[Records from a collection]
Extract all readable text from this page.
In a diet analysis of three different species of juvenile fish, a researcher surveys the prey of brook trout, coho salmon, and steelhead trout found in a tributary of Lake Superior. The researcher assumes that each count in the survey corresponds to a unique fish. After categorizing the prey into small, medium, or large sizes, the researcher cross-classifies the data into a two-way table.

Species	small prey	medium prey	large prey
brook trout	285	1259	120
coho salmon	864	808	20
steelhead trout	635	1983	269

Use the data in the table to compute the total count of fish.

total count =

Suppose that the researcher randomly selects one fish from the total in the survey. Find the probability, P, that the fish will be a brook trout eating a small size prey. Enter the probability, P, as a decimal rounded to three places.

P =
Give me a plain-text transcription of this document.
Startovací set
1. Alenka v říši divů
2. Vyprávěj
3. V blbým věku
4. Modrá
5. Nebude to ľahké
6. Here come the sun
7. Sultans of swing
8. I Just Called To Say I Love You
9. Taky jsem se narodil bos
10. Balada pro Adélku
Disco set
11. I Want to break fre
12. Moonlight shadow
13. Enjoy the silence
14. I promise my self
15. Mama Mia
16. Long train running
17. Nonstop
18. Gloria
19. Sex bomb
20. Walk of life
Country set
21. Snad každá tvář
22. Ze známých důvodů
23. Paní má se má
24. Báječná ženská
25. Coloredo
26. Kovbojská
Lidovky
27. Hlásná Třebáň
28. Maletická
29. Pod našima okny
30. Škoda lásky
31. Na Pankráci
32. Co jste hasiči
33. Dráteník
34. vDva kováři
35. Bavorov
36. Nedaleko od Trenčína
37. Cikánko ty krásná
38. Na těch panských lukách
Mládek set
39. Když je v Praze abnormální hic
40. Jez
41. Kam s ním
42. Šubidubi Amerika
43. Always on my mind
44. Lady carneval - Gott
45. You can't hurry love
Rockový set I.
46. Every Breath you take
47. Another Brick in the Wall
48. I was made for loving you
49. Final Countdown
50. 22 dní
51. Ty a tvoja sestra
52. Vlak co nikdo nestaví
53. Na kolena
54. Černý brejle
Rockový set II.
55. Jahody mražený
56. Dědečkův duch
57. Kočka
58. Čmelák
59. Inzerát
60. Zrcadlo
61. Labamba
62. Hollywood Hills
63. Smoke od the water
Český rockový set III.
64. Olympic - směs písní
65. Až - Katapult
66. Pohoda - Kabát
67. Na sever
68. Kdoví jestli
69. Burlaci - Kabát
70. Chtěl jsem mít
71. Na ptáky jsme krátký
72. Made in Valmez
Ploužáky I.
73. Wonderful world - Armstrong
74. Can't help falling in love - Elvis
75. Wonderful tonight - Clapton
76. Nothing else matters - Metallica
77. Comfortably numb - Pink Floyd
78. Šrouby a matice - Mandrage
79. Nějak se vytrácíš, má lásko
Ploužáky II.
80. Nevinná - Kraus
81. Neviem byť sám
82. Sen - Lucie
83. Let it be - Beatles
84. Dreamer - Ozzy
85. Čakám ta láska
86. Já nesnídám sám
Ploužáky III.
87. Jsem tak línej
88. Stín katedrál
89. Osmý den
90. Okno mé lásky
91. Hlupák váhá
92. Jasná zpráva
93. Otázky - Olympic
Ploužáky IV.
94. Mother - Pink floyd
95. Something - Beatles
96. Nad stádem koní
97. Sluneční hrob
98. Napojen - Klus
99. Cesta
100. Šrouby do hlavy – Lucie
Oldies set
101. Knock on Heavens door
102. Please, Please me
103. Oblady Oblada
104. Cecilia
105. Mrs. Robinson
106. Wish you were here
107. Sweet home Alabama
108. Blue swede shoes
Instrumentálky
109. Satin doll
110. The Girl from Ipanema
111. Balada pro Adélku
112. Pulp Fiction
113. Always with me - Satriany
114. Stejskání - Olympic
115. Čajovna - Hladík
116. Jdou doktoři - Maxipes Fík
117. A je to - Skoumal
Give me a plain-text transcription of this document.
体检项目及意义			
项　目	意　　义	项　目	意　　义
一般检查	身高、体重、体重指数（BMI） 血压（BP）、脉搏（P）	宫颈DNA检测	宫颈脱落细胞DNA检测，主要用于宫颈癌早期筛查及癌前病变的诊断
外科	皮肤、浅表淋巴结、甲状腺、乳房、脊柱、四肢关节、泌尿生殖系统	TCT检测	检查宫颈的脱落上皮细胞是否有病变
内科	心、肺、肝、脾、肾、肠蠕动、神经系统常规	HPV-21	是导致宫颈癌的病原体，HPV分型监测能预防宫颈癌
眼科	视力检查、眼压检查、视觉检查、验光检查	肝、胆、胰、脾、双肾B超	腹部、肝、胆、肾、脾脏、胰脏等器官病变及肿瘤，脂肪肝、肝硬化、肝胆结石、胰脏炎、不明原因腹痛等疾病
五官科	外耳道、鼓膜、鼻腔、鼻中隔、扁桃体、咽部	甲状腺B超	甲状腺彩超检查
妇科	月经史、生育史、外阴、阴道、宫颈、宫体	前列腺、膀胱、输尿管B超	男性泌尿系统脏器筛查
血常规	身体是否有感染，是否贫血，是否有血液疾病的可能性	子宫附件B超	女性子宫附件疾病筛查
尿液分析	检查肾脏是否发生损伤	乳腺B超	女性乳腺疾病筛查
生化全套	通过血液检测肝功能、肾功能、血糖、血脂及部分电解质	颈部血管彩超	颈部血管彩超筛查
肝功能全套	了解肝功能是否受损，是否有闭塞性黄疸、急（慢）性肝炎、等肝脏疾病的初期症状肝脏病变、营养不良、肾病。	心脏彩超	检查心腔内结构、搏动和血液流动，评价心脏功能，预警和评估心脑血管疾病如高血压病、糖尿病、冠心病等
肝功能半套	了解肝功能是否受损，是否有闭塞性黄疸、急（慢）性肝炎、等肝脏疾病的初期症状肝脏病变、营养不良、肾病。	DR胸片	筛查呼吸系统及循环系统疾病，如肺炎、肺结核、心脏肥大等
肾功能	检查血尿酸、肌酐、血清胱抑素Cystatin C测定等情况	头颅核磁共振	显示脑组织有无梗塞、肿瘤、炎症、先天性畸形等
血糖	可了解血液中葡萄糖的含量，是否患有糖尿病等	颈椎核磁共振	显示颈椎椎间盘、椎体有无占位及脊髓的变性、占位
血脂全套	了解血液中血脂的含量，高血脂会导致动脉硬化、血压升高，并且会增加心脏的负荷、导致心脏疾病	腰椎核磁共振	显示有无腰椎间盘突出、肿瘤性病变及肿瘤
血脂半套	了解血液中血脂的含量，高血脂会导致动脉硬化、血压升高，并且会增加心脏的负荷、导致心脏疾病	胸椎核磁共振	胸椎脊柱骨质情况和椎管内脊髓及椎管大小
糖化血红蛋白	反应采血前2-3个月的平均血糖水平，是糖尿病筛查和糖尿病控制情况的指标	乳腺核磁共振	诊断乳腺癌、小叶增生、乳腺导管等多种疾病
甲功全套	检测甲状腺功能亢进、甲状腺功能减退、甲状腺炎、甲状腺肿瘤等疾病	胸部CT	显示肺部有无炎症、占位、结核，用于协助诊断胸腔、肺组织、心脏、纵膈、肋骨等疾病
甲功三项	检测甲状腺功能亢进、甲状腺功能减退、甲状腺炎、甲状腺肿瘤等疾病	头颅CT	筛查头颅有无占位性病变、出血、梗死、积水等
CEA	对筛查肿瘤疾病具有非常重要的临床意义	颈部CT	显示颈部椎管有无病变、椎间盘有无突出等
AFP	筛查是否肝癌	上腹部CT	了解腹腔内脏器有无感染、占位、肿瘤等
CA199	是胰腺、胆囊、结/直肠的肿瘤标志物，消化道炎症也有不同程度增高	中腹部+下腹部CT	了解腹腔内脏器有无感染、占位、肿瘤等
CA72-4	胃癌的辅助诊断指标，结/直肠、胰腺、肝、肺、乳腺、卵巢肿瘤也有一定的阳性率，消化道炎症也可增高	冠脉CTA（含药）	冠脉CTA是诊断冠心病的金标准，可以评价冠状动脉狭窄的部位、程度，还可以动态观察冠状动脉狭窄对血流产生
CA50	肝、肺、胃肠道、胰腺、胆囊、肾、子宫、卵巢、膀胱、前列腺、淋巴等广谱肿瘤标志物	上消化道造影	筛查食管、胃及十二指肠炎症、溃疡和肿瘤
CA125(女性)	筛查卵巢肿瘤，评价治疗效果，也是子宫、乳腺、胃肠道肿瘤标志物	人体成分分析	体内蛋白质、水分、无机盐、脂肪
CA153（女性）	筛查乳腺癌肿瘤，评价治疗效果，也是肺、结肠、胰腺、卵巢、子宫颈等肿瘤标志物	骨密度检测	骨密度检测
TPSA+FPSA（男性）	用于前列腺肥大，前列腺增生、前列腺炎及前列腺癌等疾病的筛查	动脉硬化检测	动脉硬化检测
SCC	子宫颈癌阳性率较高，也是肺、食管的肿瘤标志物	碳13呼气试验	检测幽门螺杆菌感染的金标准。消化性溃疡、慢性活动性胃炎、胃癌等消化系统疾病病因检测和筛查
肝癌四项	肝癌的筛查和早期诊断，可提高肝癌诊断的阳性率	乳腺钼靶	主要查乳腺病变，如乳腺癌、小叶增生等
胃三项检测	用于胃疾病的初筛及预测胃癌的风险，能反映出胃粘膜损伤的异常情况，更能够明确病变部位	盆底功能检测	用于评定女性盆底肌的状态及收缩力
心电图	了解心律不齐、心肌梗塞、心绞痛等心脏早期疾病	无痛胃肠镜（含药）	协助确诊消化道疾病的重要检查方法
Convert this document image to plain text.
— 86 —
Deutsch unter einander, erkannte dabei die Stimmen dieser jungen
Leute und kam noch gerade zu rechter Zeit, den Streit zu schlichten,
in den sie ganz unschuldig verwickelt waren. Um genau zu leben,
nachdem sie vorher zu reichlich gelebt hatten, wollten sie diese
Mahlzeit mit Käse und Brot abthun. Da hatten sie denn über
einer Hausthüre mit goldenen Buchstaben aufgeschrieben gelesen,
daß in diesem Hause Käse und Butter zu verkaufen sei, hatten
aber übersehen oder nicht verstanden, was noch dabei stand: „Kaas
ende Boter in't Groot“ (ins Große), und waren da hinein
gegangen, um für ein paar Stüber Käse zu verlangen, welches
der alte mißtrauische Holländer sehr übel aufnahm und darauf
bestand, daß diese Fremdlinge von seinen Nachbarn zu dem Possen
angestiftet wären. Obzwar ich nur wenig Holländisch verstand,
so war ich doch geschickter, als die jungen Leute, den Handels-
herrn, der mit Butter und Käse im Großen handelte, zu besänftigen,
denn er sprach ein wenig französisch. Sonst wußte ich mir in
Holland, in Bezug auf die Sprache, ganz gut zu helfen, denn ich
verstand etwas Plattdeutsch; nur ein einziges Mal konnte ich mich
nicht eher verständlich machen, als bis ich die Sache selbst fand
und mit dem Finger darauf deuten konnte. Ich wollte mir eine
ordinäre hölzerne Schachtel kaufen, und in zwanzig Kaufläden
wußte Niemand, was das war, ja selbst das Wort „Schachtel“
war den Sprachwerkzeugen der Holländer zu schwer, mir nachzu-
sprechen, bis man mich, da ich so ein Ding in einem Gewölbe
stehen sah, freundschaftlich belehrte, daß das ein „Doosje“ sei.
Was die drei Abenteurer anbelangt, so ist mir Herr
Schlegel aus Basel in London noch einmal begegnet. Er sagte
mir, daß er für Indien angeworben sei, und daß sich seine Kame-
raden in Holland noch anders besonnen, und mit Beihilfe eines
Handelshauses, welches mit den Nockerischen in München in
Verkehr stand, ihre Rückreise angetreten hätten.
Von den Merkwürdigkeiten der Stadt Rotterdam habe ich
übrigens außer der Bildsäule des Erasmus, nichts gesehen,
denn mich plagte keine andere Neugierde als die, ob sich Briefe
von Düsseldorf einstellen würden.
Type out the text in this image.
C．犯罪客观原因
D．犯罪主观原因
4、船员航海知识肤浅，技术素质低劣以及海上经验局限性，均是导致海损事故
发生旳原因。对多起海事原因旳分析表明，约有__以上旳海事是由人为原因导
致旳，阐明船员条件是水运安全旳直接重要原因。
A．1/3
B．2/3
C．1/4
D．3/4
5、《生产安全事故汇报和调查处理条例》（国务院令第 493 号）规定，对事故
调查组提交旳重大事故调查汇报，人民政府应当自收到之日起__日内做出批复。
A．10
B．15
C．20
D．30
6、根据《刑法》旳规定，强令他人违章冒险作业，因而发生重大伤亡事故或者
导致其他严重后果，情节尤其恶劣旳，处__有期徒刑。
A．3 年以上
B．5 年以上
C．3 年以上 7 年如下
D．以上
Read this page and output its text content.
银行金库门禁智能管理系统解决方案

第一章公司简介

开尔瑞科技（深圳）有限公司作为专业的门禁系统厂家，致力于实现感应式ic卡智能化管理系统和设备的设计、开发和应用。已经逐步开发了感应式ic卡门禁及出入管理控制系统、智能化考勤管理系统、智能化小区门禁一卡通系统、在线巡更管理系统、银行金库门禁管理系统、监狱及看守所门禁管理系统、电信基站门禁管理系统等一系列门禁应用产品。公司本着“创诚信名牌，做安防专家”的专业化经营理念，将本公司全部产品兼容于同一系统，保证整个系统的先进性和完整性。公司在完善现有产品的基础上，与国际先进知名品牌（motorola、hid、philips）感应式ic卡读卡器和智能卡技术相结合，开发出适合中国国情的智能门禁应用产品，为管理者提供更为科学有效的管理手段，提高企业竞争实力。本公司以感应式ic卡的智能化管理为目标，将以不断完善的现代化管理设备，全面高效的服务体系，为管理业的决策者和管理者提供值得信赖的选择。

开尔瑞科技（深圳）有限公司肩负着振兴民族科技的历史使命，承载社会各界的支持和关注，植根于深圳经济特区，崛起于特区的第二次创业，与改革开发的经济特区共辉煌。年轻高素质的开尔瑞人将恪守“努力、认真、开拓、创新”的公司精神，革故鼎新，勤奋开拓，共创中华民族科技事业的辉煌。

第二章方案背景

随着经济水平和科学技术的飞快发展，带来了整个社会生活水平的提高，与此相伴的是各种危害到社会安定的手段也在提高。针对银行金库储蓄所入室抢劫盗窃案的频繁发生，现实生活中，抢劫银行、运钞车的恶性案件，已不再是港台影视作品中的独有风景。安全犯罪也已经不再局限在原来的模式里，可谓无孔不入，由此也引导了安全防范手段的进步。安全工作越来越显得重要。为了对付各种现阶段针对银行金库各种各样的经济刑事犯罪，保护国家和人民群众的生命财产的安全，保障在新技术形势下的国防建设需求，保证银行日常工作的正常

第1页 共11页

## Exercise prompt:
Copy out every line of the material above that mentions the word "medium".

## Result:
In a diet analysis of three different species of juvenile fish, a researcher surveys the prey of brook trout, coho salmon, and steelhead trout found in a tributary of Lake Superior. The researcher assumes that each count in the survey corresponds to a unique fish. After categorizing the prey into small, medium, or large sizes, the researcher cross-classifies the data into a two-way table.
Species	small prey	medium prey	large prey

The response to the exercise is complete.